**WHAT TO PRODUCE**: Every entry that follows should be repeated exactly; drop the images.

**SOURCE RECORDS**:

--- Start ---

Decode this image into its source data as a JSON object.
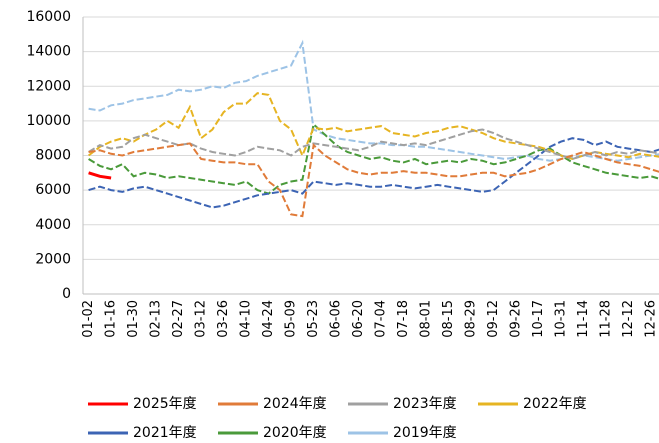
{
  "chart_data": {
    "type": "line",
    "categories": [
      "01-02",
      null,
      "01-16",
      null,
      "01-30",
      null,
      "02-13",
      null,
      "02-27",
      null,
      "03-12",
      null,
      "03-26",
      null,
      "04-10",
      null,
      "04-24",
      null,
      "05-09",
      null,
      "05-23",
      null,
      "06-06",
      null,
      "06-20",
      null,
      "07-04",
      null,
      "07-18",
      null,
      "08-01",
      null,
      "08-15",
      null,
      "08-29",
      null,
      "09-12",
      null,
      "09-26",
      null,
      "10-17",
      null,
      "10-31",
      null,
      "11-14",
      null,
      "11-28",
      null,
      "12-12",
      null,
      "12-26",
      null
    ],
    "ylim": [
      0,
      16000
    ],
    "yticks": [
      0,
      2000,
      4000,
      6000,
      8000,
      10000,
      12000,
      14000,
      16000
    ],
    "grid": true,
    "legend": "bottom",
    "series": [
      {
        "name": "2025年度",
        "color": "#ff0000",
        "style": "solid",
        "values": [
          7000,
          6800,
          6700,
          null,
          null,
          null,
          null,
          null,
          null,
          null,
          null,
          null,
          null,
          null,
          null,
          null,
          null,
          null,
          null,
          null,
          null,
          null,
          null,
          null,
          null,
          null,
          null,
          null,
          null,
          null,
          null,
          null,
          null,
          null,
          null,
          null,
          null,
          null,
          null,
          null,
          null,
          null,
          null,
          null,
          null,
          null,
          null,
          null,
          null,
          null,
          null,
          null
        ]
      },
      {
        "name": "2024年度",
        "color": "#e07b39",
        "style": "dashed",
        "values": [
          8200,
          8300,
          8100,
          8000,
          8200,
          8300,
          8400,
          8500,
          8600,
          8700,
          7800,
          7700,
          7600,
          7600,
          7500,
          7500,
          6500,
          6000,
          4600,
          4500,
          8600,
          8000,
          7600,
          7200,
          7000,
          6900,
          7000,
          7000,
          7100,
          7000,
          7000,
          6900,
          6800,
          6800,
          6900,
          7000,
          7000,
          6800,
          6900,
          7000,
          7200,
          7500,
          7800,
          8000,
          8200,
          8000,
          7800,
          7600,
          7500,
          7400,
          7200,
          7000
        ]
      },
      {
        "name": "2023年度",
        "color": "#a0a0a0",
        "style": "dashed",
        "values": [
          8200,
          8600,
          8400,
          8500,
          9000,
          9200,
          9000,
          8800,
          8600,
          8700,
          8400,
          8200,
          8100,
          8000,
          8200,
          8500,
          8400,
          8300,
          8000,
          8500,
          8700,
          8600,
          8500,
          8400,
          8300,
          8500,
          8800,
          8700,
          8600,
          8700,
          8600,
          8800,
          9000,
          9200,
          9400,
          9500,
          9300,
          9000,
          8800,
          8600,
          8400,
          8200,
          8000,
          7800,
          8000,
          8200,
          8000,
          8200,
          8100,
          8300,
          8200,
          8100
        ]
      },
      {
        "name": "2022年度",
        "color": "#e6b422",
        "style": "dashed",
        "values": [
          8000,
          8500,
          8800,
          9000,
          8800,
          9200,
          9500,
          10000,
          9600,
          10800,
          9000,
          9500,
          10500,
          11000,
          11000,
          11600,
          11500,
          10000,
          9500,
          8000,
          9600,
          9500,
          9600,
          9400,
          9500,
          9600,
          9700,
          9300,
          9200,
          9100,
          9300,
          9400,
          9600,
          9700,
          9500,
          9300,
          9000,
          8800,
          8700,
          8600,
          8500,
          8300,
          8000,
          7800,
          8000,
          8200,
          8100,
          8000,
          7900,
          8100,
          8000,
          7900
        ]
      },
      {
        "name": "2021年度",
        "color": "#3c64b4",
        "style": "dashed",
        "values": [
          6000,
          6200,
          6000,
          5900,
          6100,
          6200,
          6000,
          5800,
          5600,
          5400,
          5200,
          5000,
          5100,
          5300,
          5500,
          5700,
          5800,
          5900,
          6000,
          5800,
          6500,
          6400,
          6300,
          6400,
          6300,
          6200,
          6200,
          6300,
          6200,
          6100,
          6200,
          6300,
          6200,
          6100,
          6000,
          5900,
          6000,
          6500,
          7000,
          7500,
          8000,
          8500,
          8800,
          9000,
          8900,
          8600,
          8800,
          8500,
          8400,
          8300,
          8200,
          8400
        ]
      },
      {
        "name": "2020年度",
        "color": "#4a9a3a",
        "style": "dashed",
        "values": [
          7800,
          7400,
          7200,
          7500,
          6800,
          7000,
          6900,
          6700,
          6800,
          6700,
          6600,
          6500,
          6400,
          6300,
          6500,
          6000,
          5800,
          6300,
          6500,
          6600,
          9800,
          9200,
          8600,
          8200,
          8000,
          7800,
          7900,
          7700,
          7600,
          7800,
          7500,
          7600,
          7700,
          7600,
          7800,
          7700,
          7500,
          7600,
          7800,
          8000,
          8300,
          8400,
          8000,
          7600,
          7400,
          7200,
          7000,
          6900,
          6800,
          6700,
          6800,
          6600
        ]
      },
      {
        "name": "2019年度",
        "color": "#9dc3e6",
        "style": "dashed",
        "values": [
          10700,
          10600,
          10900,
          11000,
          11200,
          11300,
          11400,
          11500,
          11800,
          11700,
          11800,
          12000,
          11900,
          12200,
          12300,
          12600,
          12800,
          13000,
          13200,
          14500,
          9500,
          9200,
          9000,
          8900,
          8800,
          8700,
          8700,
          8600,
          8600,
          8500,
          8500,
          8400,
          8300,
          8200,
          8100,
          8000,
          7900,
          7800,
          7900,
          8000,
          7800,
          7700,
          7800,
          7900,
          8000,
          7900,
          7800,
          7700,
          7800,
          7900,
          8000,
          8100
        ]
      }
    ]
  }
}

--- End ---

**SOLUTION FOR THIS TASK**:
Decode this image into its source data as a JSON object.
{
  "chart_data": {
    "type": "line",
    "categories": [
      "01-02",
      null,
      "01-16",
      null,
      "01-30",
      null,
      "02-13",
      null,
      "02-27",
      null,
      "03-12",
      null,
      "03-26",
      null,
      "04-10",
      null,
      "04-24",
      null,
      "05-09",
      null,
      "05-23",
      null,
      "06-06",
      null,
      "06-20",
      null,
      "07-04",
      null,
      "07-18",
      null,
      "08-01",
      null,
      "08-15",
      null,
      "08-29",
      null,
      "09-12",
      null,
      "09-26",
      null,
      "10-17",
      null,
      "10-31",
      null,
      "11-14",
      null,
      "11-28",
      null,
      "12-12",
      null,
      "12-26",
      null
    ],
    "ylim": [
      0,
      16000
    ],
    "yticks": [
      0,
      2000,
      4000,
      6000,
      8000,
      10000,
      12000,
      14000,
      16000
    ],
    "grid": true,
    "legend": "bottom",
    "series": [
      {
        "name": "2025年度",
        "color": "#ff0000",
        "style": "solid",
        "values": [
          7000,
          6800,
          6700,
          null,
          null,
          null,
          null,
          null,
          null,
          null,
          null,
          null,
          null,
          null,
          null,
          null,
          null,
          null,
          null,
          null,
          null,
          null,
          null,
          null,
          null,
          null,
          null,
          null,
          null,
          null,
          null,
          null,
          null,
          null,
          null,
          null,
          null,
          null,
          null,
          null,
          null,
          null,
          null,
          null,
          null,
          null,
          null,
          null,
          null,
          null,
          null,
          null
        ]
      },
      {
        "name": "2024年度",
        "color": "#e07b39",
        "style": "dashed",
        "values": [
          8200,
          8300,
          8100,
          8000,
          8200,
          8300,
          8400,
          8500,
          8600,
          8700,
          7800,
          7700,
          7600,
          7600,
          7500,
          7500,
          6500,
          6000,
          4600,
          4500,
          8600,
          8000,
          7600,
          7200,
          7000,
          6900,
          7000,
          7000,
          7100,
          7000,
          7000,
          6900,
          6800,
          6800,
          6900,
          7000,
          7000,
          6800,
          6900,
          7000,
          7200,
          7500,
          7800,
          8000,
          8200,
          8000,
          7800,
          7600,
          7500,
          7400,
          7200,
          7000
        ]
      },
      {
        "name": "2023年度",
        "color": "#a0a0a0",
        "style": "dashed",
        "values": [
          8200,
          8600,
          8400,
          8500,
          9000,
          9200,
          9000,
          8800,
          8600,
          8700,
          8400,
          8200,
          8100,
          8000,
          8200,
          8500,
          8400,
          8300,
          8000,
          8500,
          8700,
          8600,
          8500,
          8400,
          8300,
          8500,
          8800,
          8700,
          8600,
          8700,
          8600,
          8800,
          9000,
          9200,
          9400,
          9500,
          9300,
          9000,
          8800,
          8600,
          8400,
          8200,
          8000,
          7800,
          8000,
          8200,
          8000,
          8200,
          8100,
          8300,
          8200,
          8100
        ]
      },
      {
        "name": "2022年度",
        "color": "#e6b422",
        "style": "dashed",
        "values": [
          8000,
          8500,
          8800,
          9000,
          8800,
          9200,
          9500,
          10000,
          9600,
          10800,
          9000,
          9500,
          10500,
          11000,
          11000,
          11600,
          11500,
          10000,
          9500,
          8000,
          9600,
          9500,
          9600,
          9400,
          9500,
          9600,
          9700,
          9300,
          9200,
          9100,
          9300,
          9400,
          9600,
          9700,
          9500,
          9300,
          9000,
          8800,
          8700,
          8600,
          8500,
          8300,
          8000,
          7800,
          8000,
          8200,
          8100,
          8000,
          7900,
          8100,
          8000,
          7900
        ]
      },
      {
        "name": "2021年度",
        "color": "#3c64b4",
        "style": "dashed",
        "values": [
          6000,
          6200,
          6000,
          5900,
          6100,
          6200,
          6000,
          5800,
          5600,
          5400,
          5200,
          5000,
          5100,
          5300,
          5500,
          5700,
          5800,
          5900,
          6000,
          5800,
          6500,
          6400,
          6300,
          6400,
          6300,
          6200,
          6200,
          6300,
          6200,
          6100,
          6200,
          6300,
          6200,
          6100,
          6000,
          5900,
          6000,
          6500,
          7000,
          7500,
          8000,
          8500,
          8800,
          9000,
          8900,
          8600,
          8800,
          8500,
          8400,
          8300,
          8200,
          8400
        ]
      },
      {
        "name": "2020年度",
        "color": "#4a9a3a",
        "style": "dashed",
        "values": [
          7800,
          7400,
          7200,
          7500,
          6800,
          7000,
          6900,
          6700,
          6800,
          6700,
          6600,
          6500,
          6400,
          6300,
          6500,
          6000,
          5800,
          6300,
          6500,
          6600,
          9800,
          9200,
          8600,
          8200,
          8000,
          7800,
          7900,
          7700,
          7600,
          7800,
          7500,
          7600,
          7700,
          7600,
          7800,
          7700,
          7500,
          7600,
          7800,
          8000,
          8300,
          8400,
          8000,
          7600,
          7400,
          7200,
          7000,
          6900,
          6800,
          6700,
          6800,
          6600
        ]
      },
      {
        "name": "2019年度",
        "color": "#9dc3e6",
        "style": "dashed",
        "values": [
          10700,
          10600,
          10900,
          11000,
          11200,
          11300,
          11400,
          11500,
          11800,
          11700,
          11800,
          12000,
          11900,
          12200,
          12300,
          12600,
          12800,
          13000,
          13200,
          14500,
          9500,
          9200,
          9000,
          8900,
          8800,
          8700,
          8700,
          8600,
          8600,
          8500,
          8500,
          8400,
          8300,
          8200,
          8100,
          8000,
          7900,
          7800,
          7900,
          8000,
          7800,
          7700,
          7800,
          7900,
          8000,
          7900,
          7800,
          7700,
          7800,
          7900,
          8000,
          8100
        ]
      }
    ]
  }
}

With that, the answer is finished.